▸ **WHAT NEEDS TO BE DONE**
Quote, without change, all of the lines that follow.

══════════════════════════════

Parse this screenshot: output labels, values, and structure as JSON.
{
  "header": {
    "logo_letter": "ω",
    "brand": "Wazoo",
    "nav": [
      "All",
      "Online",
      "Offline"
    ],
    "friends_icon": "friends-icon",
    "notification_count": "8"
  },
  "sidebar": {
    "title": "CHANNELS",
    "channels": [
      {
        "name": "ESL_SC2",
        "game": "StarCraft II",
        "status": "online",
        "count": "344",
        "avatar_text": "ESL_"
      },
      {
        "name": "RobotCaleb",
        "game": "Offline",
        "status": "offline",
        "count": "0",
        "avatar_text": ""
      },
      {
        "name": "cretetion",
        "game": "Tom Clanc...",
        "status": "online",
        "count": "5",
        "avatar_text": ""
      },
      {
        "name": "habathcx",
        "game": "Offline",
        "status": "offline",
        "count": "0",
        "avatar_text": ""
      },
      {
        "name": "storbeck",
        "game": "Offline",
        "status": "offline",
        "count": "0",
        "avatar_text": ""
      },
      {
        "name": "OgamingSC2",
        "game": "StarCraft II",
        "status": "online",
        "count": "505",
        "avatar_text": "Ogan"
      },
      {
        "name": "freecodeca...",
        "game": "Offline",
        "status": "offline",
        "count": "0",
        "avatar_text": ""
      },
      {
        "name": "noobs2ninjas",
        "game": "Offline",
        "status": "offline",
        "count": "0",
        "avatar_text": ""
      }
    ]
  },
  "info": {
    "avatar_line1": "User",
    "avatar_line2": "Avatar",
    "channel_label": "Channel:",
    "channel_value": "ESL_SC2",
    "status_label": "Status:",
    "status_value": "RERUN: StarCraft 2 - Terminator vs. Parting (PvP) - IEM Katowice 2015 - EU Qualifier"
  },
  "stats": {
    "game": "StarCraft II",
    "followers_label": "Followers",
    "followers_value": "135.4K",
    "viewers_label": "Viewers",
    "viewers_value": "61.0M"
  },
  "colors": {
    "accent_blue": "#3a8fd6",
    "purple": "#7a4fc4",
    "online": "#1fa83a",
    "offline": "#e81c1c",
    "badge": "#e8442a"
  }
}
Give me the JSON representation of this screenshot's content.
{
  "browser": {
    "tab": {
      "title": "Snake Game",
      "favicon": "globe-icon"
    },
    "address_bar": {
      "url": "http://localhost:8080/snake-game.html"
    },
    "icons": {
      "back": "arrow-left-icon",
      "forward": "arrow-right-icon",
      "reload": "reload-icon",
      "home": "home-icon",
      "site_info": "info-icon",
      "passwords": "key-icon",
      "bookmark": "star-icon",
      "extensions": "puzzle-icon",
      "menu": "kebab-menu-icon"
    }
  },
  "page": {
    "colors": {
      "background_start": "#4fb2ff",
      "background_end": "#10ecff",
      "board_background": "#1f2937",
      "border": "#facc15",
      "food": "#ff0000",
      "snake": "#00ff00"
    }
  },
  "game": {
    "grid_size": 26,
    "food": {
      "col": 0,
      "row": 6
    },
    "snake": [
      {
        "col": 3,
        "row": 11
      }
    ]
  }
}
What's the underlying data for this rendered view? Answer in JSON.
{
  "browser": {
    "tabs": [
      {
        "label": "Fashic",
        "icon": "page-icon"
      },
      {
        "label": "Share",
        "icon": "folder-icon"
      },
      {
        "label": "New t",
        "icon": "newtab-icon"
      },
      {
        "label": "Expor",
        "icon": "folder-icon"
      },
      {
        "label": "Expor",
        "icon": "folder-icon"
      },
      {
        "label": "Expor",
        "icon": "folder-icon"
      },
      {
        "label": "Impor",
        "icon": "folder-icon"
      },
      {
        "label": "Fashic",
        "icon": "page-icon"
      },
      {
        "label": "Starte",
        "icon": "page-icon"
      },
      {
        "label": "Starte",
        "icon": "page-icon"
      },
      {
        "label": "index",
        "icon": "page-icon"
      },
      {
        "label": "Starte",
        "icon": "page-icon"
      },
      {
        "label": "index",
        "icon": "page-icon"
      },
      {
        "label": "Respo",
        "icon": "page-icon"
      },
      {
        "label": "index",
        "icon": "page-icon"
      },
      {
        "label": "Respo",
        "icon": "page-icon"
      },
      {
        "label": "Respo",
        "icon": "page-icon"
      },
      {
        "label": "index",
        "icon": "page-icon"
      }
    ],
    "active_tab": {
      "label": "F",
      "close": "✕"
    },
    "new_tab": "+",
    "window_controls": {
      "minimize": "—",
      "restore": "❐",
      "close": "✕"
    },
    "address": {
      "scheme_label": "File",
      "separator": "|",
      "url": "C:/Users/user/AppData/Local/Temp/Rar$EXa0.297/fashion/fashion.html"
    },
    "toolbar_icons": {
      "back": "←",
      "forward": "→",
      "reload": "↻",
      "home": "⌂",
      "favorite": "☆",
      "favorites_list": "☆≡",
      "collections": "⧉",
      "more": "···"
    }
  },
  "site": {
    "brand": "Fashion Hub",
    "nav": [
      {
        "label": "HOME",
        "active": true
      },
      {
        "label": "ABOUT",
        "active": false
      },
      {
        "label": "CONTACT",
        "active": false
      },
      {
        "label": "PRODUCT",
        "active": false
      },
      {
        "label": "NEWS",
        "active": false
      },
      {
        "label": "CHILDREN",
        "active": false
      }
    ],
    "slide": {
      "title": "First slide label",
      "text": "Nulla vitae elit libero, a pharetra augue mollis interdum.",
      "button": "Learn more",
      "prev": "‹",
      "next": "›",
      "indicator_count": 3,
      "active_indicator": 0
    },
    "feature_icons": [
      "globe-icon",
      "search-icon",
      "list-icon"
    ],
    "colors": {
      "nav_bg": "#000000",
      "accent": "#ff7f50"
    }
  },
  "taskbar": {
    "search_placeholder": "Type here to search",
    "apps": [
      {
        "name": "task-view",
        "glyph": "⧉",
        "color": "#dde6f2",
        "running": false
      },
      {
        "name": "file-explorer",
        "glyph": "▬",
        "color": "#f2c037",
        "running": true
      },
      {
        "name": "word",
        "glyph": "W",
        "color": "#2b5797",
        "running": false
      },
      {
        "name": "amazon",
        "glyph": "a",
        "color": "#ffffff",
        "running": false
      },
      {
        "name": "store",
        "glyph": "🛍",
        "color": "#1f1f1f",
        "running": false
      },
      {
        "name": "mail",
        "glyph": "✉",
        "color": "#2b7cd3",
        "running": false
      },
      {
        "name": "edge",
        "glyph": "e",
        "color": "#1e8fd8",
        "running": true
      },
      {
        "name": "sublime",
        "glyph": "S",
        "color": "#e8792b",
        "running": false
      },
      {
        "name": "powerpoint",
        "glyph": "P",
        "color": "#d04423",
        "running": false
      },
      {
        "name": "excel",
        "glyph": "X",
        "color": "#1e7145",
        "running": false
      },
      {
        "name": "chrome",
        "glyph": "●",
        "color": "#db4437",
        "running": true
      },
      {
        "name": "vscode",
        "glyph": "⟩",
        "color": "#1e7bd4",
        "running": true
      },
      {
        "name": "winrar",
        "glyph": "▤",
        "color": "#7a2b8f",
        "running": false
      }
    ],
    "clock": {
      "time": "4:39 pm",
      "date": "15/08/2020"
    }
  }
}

══════════════════════════════

▸ **REPLY TO THE EXERCISE**
Parse this screenshot: output labels, values, and structure as JSON.
{
  "header": {
    "logo_letter": "ω",
    "brand": "Wazoo",
    "nav": [
      "All",
      "Online",
      "Offline"
    ],
    "friends_icon": "friends-icon",
    "notification_count": "8"
  },
  "sidebar": {
    "title": "CHANNELS",
    "channels": [
      {
        "name": "ESL_SC2",
        "game": "StarCraft II",
        "status": "online",
        "count": "344",
        "avatar_text": "ESL_"
      },
      {
        "name": "RobotCaleb",
        "game": "Offline",
        "status": "offline",
        "count": "0",
        "avatar_text": ""
      },
      {
        "name": "cretetion",
        "game": "Tom Clanc...",
        "status": "online",
        "count": "5",
        "avatar_text": ""
      },
      {
        "name": "habathcx",
        "game": "Offline",
        "status": "offline",
        "count": "0",
        "avatar_text": ""
      },
      {
        "name": "storbeck",
        "game": "Offline",
        "status": "offline",
        "count": "0",
        "avatar_text": ""
      },
      {
        "name": "OgamingSC2",
        "game": "StarCraft II",
        "status": "online",
        "count": "505",
        "avatar_text": "Ogan"
      },
      {
        "name": "freecodeca...",
        "game": "Offline",
        "status": "offline",
        "count": "0",
        "avatar_text": ""
      },
      {
        "name": "noobs2ninjas",
        "game": "Offline",
        "status": "offline",
        "count": "0",
        "avatar_text": ""
      }
    ]
  },
  "info": {
    "avatar_line1": "User",
    "avatar_line2": "Avatar",
    "channel_label": "Channel:",
    "channel_value": "ESL_SC2",
    "status_label": "Status:",
    "status_value": "RERUN: StarCraft 2 - Terminator vs. Parting (PvP) - IEM Katowice 2015 - EU Qualifier"
  },
  "stats": {
    "game": "StarCraft II",
    "followers_label": "Followers",
    "followers_value": "135.4K",
    "viewers_label": "Viewers",
    "viewers_value": "61.0M"
  },
  "colors": {
    "accent_blue": "#3a8fd6",
    "purple": "#7a4fc4",
    "online": "#1fa83a",
    "offline": "#e81c1c",
    "badge": "#e8442a"
  }
}
Give me the JSON representation of this screenshot's content.
{
  "browser": {
    "tab": {
      "title": "Snake Game",
      "favicon": "globe-icon"
    },
    "address_bar": {
      "url": "http://localhost:8080/snake-game.html"
    },
    "icons": {
      "back": "arrow-left-icon",
      "forward": "arrow-right-icon",
      "reload": "reload-icon",
      "home": "home-icon",
      "site_info": "info-icon",
      "passwords": "key-icon",
      "bookmark": "star-icon",
      "extensions": "puzzle-icon",
      "menu": "kebab-menu-icon"
    }
  },
  "page": {
    "colors": {
      "background_start": "#4fb2ff",
      "background_end": "#10ecff",
      "board_background": "#1f2937",
      "border": "#facc15",
      "food": "#ff0000",
      "snake": "#00ff00"
    }
  },
  "game": {
    "grid_size": 26,
    "food": {
      "col": 0,
      "row": 6
    },
    "snake": [
      {
        "col": 3,
        "row": 11
      }
    ]
  }
}
What's the underlying data for this rendered view? Answer in JSON.
{
  "browser": {
    "tabs": [
      {
        "label": "Fashic",
        "icon": "page-icon"
      },
      {
        "label": "Share",
        "icon": "folder-icon"
      },
      {
        "label": "New t",
        "icon": "newtab-icon"
      },
      {
        "label": "Expor",
        "icon": "folder-icon"
      },
      {
        "label": "Expor",
        "icon": "folder-icon"
      },
      {
        "label": "Expor",
        "icon": "folder-icon"
      },
      {
        "label": "Impor",
        "icon": "folder-icon"
      },
      {
        "label": "Fashic",
        "icon": "page-icon"
      },
      {
        "label": "Starte",
        "icon": "page-icon"
      },
      {
        "label": "Starte",
        "icon": "page-icon"
      },
      {
        "label": "index",
        "icon": "page-icon"
      },
      {
        "label": "Starte",
        "icon": "page-icon"
      },
      {
        "label": "index",
        "icon": "page-icon"
      },
      {
        "label": "Respo",
        "icon": "page-icon"
      },
      {
        "label": "index",
        "icon": "page-icon"
      },
      {
        "label": "Respo",
        "icon": "page-icon"
      },
      {
        "label": "Respo",
        "icon": "page-icon"
      },
      {
        "label": "index",
        "icon": "page-icon"
      }
    ],
    "active_tab": {
      "label": "F",
      "close": "✕"
    },
    "new_tab": "+",
    "window_controls": {
      "minimize": "—",
      "restore": "❐",
      "close": "✕"
    },
    "address": {
      "scheme_label": "File",
      "separator": "|",
      "url": "C:/Users/user/AppData/Local/Temp/Rar$EXa0.297/fashion/fashion.html"
    },
    "toolbar_icons": {
      "back": "←",
      "forward": "→",
      "reload": "↻",
      "home": "⌂",
      "favorite": "☆",
      "favorites_list": "☆≡",
      "collections": "⧉",
      "more": "···"
    }
  },
  "site": {
    "brand": "Fashion Hub",
    "nav": [
      {
        "label": "HOME",
        "active": true
      },
      {
        "label": "ABOUT",
        "active": false
      },
      {
        "label": "CONTACT",
        "active": false
      },
      {
        "label": "PRODUCT",
        "active": false
      },
      {
        "label": "NEWS",
        "active": false
      },
      {
        "label": "CHILDREN",
        "active": false
      }
    ],
    "slide": {
      "title": "First slide label",
      "text": "Nulla vitae elit libero, a pharetra augue mollis interdum.",
      "button": "Learn more",
      "prev": "‹",
      "next": "›",
      "indicator_count": 3,
      "active_indicator": 0
    },
    "feature_icons": [
      "globe-icon",
      "search-icon",
      "list-icon"
    ],
    "colors": {
      "nav_bg": "#000000",
      "accent": "#ff7f50"
    }
  },
  "taskbar": {
    "search_placeholder": "Type here to search",
    "apps": [
      {
        "name": "task-view",
        "glyph": "⧉",
        "color": "#dde6f2",
        "running": false
      },
      {
        "name": "file-explorer",
        "glyph": "▬",
        "color": "#f2c037",
        "running": true
      },
      {
        "name": "word",
        "glyph": "W",
        "color": "#2b5797",
        "running": false
      },
      {
        "name": "amazon",
        "glyph": "a",
        "color": "#ffffff",
        "running": false
      },
      {
        "name": "store",
        "glyph": "🛍",
        "color": "#1f1f1f",
        "running": false
      },
      {
        "name": "mail",
        "glyph": "✉",
        "color": "#2b7cd3",
        "running": false
      },
      {
        "name": "edge",
        "glyph": "e",
        "color": "#1e8fd8",
        "running": true
      },
      {
        "name": "sublime",
        "glyph": "S",
        "color": "#e8792b",
        "running": false
      },
      {
        "name": "powerpoint",
        "glyph": "P",
        "color": "#d04423",
        "running": false
      },
      {
        "name": "excel",
        "glyph": "X",
        "color": "#1e7145",
        "running": false
      },
      {
        "name": "chrome",
        "glyph": "●",
        "color": "#db4437",
        "running": true
      },
      {
        "name": "vscode",
        "glyph": "⟩",
        "color": "#1e7bd4",
        "running": true
      },
      {
        "name": "winrar",
        "glyph": "▤",
        "color": "#7a2b8f",
        "running": false
      }
    ],
    "clock": {
      "time": "4:39 pm",
      "date": "15/08/2020"
    }
  }
}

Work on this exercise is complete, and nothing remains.